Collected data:
--- start ---

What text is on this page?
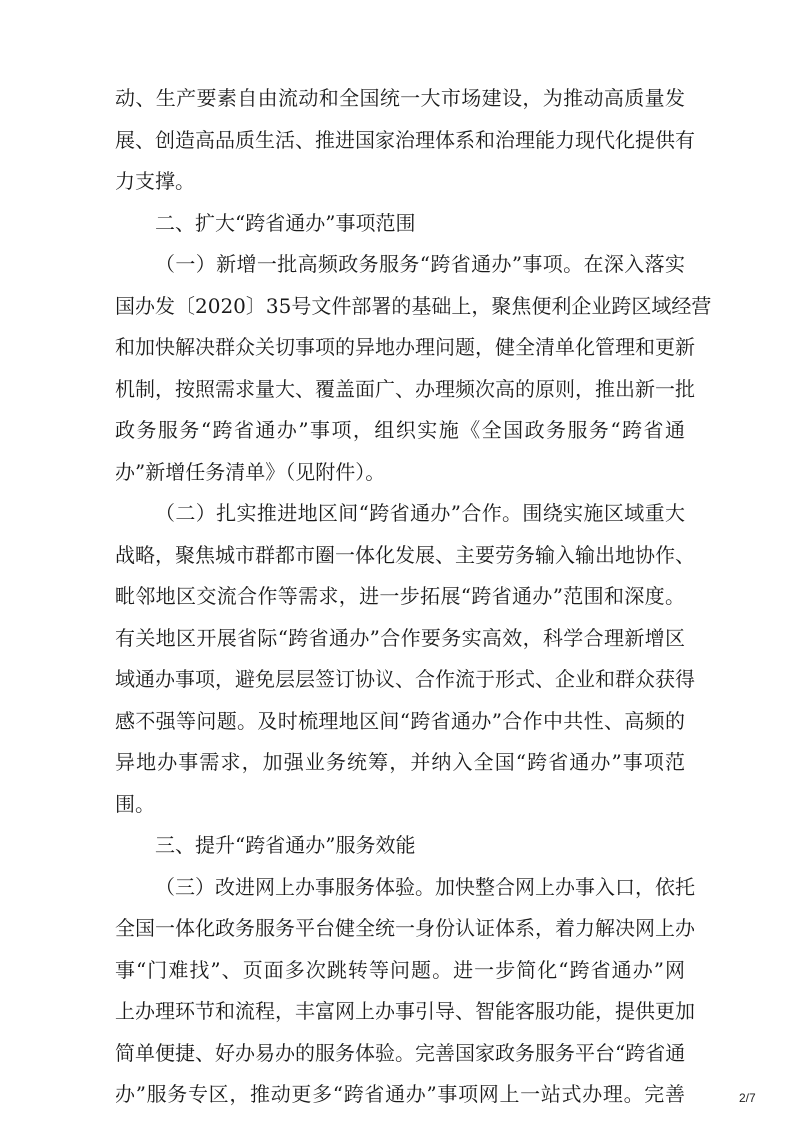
动、生产要素自由流动和全国统一大市场建设，为推动高质量发
展、创造高品质生活、推进国家治理体系和治理能力现代化提供有
力支撑。
二、扩大“跨省通办”事项范围
（一）新增一批高频政务服务“跨省通办”事项。在深入落实
国办发〔2020〕35号文件部署的基础上，聚焦便利企业跨区域经营
和加快解决群众关切事项的异地办理问题，健全清单化管理和更新
机制，按照需求量大、覆盖面广、办理频次高的原则，推出新一批
政务服务“跨省通办”事项，组织实施《全国政务服务“跨省通
办”新增任务清单》（见附件）。
（二）扎实推进地区间“跨省通办”合作。围绕实施区域重大
战略，聚焦城市群都市圈一体化发展、主要劳务输入输出地协作、
毗邻地区交流合作等需求，进一步拓展“跨省通办”范围和深度。
有关地区开展省际“跨省通办”合作要务实高效，科学合理新增区
域通办事项，避免层层签订协议、合作流于形式、企业和群众获得
感不强等问题。及时梳理地区间“跨省通办”合作中共性、高频的
异地办事需求，加强业务统筹，并纳入全国“跨省通办”事项范
围。
三、提升“跨省通办”服务效能
（三）改进网上办事服务体验。加快整合网上办事入口，依托
全国一体化政务服务平台健全统一身份认证体系，着力解决网上办
事“门难找”、页面多次跳转等问题。进一步简化“跨省通办”网
上办理环节和流程，丰富网上办事引导、智能客服功能，提供更加
简单便捷、好办易办的服务体验。完善国家政务服务平台“跨省通
办”服务专区，推动更多“跨省通办”事项网上一站式办理。完善	2/7
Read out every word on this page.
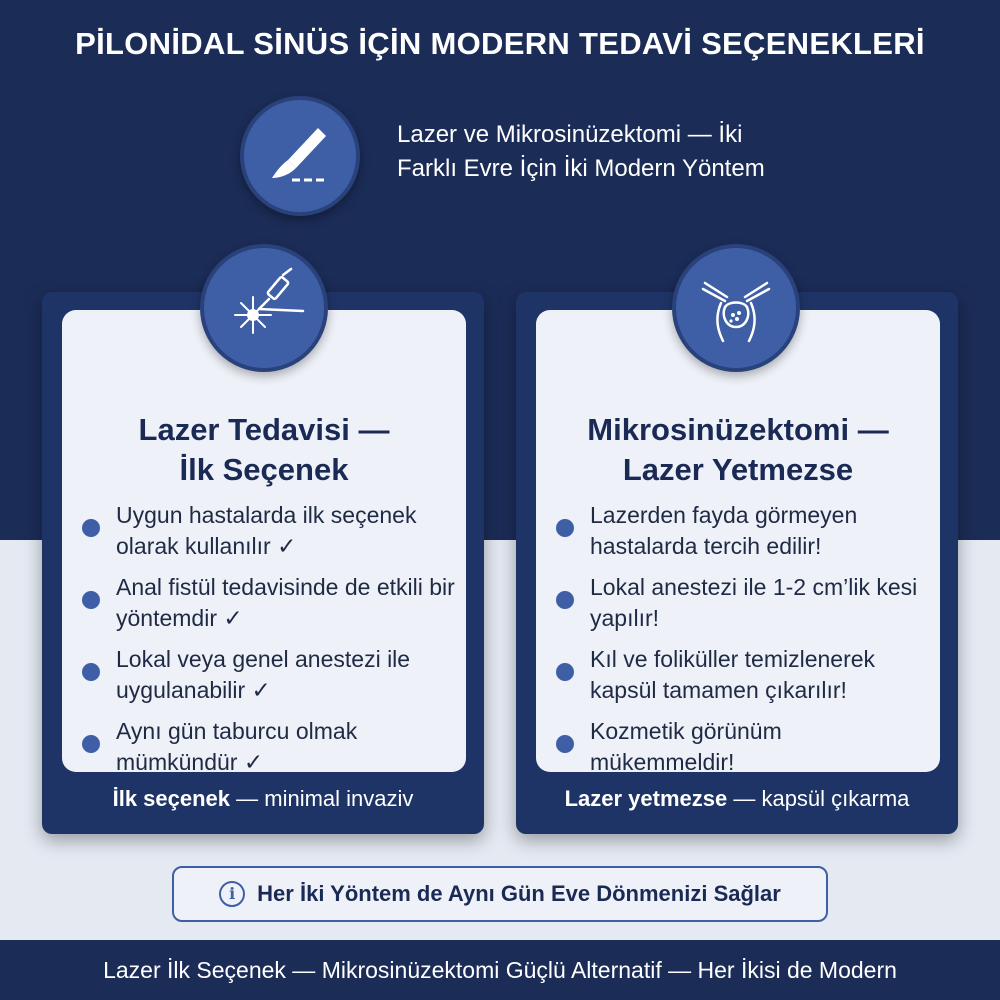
PİLONİDAL SİNÜS İÇİN MODERN TEDAVİ SEÇENEKLERİ
Lazer ve Mikrosinüzektomi — İki
Farklı Evre İçin İki Modern Yöntem
Lazer Tedavisi —
İlk Seçenek
Uygun hastalarda ilk seçenek olarak kullanılır ✓
Anal fistül tedavisinde de etkili bir yöntemdir ✓
Lokal veya genel anestezi ile uygulanabilir ✓
Aynı gün taburcu olmak mümkündür ✓
İlk seçenek — minimal invaziv
Mikrosinüzektomi —
Lazer Yetmezse
Lazerden fayda görmeyen hastalarda tercih edilir!
Lokal anestezi ile 1-2 cm’lik kesi yapılır!
Kıl ve foliküller temizlenerek kapsül tamamen çıkarılır!
Kozmetik görünüm mükemmeldir!
Lazer yetmezse — kapsül çıkarma
i Her İki Yöntem de Aynı Gün Eve Dönmenizi Sağlar
Lazer İlk Seçenek — Mikrosinüzektomi Güçlü Alternatif — Her İkisi de Modern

--- end ---

(Objective): The records above must be transcribed exactly. Pictures are left out of the copy.

(Expected output):
What text is on this page?
动、生产要素自由流动和全国统一大市场建设，为推动高质量发
展、创造高品质生活、推进国家治理体系和治理能力现代化提供有
力支撑。
二、扩大“跨省通办”事项范围
（一）新增一批高频政务服务“跨省通办”事项。在深入落实
国办发〔2020〕35号文件部署的基础上，聚焦便利企业跨区域经营
和加快解决群众关切事项的异地办理问题，健全清单化管理和更新
机制，按照需求量大、覆盖面广、办理频次高的原则，推出新一批
政务服务“跨省通办”事项，组织实施《全国政务服务“跨省通
办”新增任务清单》（见附件）。
（二）扎实推进地区间“跨省通办”合作。围绕实施区域重大
战略，聚焦城市群都市圈一体化发展、主要劳务输入输出地协作、
毗邻地区交流合作等需求，进一步拓展“跨省通办”范围和深度。
有关地区开展省际“跨省通办”合作要务实高效，科学合理新增区
域通办事项，避免层层签订协议、合作流于形式、企业和群众获得
感不强等问题。及时梳理地区间“跨省通办”合作中共性、高频的
异地办事需求，加强业务统筹，并纳入全国“跨省通办”事项范
围。
三、提升“跨省通办”服务效能
（三）改进网上办事服务体验。加快整合网上办事入口，依托
全国一体化政务服务平台健全统一身份认证体系，着力解决网上办
事“门难找”、页面多次跳转等问题。进一步简化“跨省通办”网
上办理环节和流程，丰富网上办事引导、智能客服功能，提供更加
简单便捷、好办易办的服务体验。完善国家政务服务平台“跨省通
办”服务专区，推动更多“跨省通办”事项网上一站式办理。完善	2/7
Read out every word on this page.
PİLONİDAL SİNÜS İÇİN MODERN TEDAVİ SEÇENEKLERİ
Lazer ve Mikrosinüzektomi — İki
Farklı Evre İçin İki Modern Yöntem
Lazer Tedavisi —
İlk Seçenek
Uygun hastalarda ilk seçenek olarak kullanılır ✓
Anal fistül tedavisinde de etkili bir yöntemdir ✓
Lokal veya genel anestezi ile uygulanabilir ✓
Aynı gün taburcu olmak mümkündür ✓
İlk seçenek — minimal invaziv
Mikrosinüzektomi —
Lazer Yetmezse
Lazerden fayda görmeyen hastalarda tercih edilir!
Lokal anestezi ile 1-2 cm’lik kesi yapılır!
Kıl ve foliküller temizlenerek kapsül tamamen çıkarılır!
Kozmetik görünüm mükemmeldir!
Lazer yetmezse — kapsül çıkarma
i Her İki Yöntem de Aynı Gün Eve Dönmenizi Sağlar
Lazer İlk Seçenek — Mikrosinüzektomi Güçlü Alternatif — Her İkisi de Modern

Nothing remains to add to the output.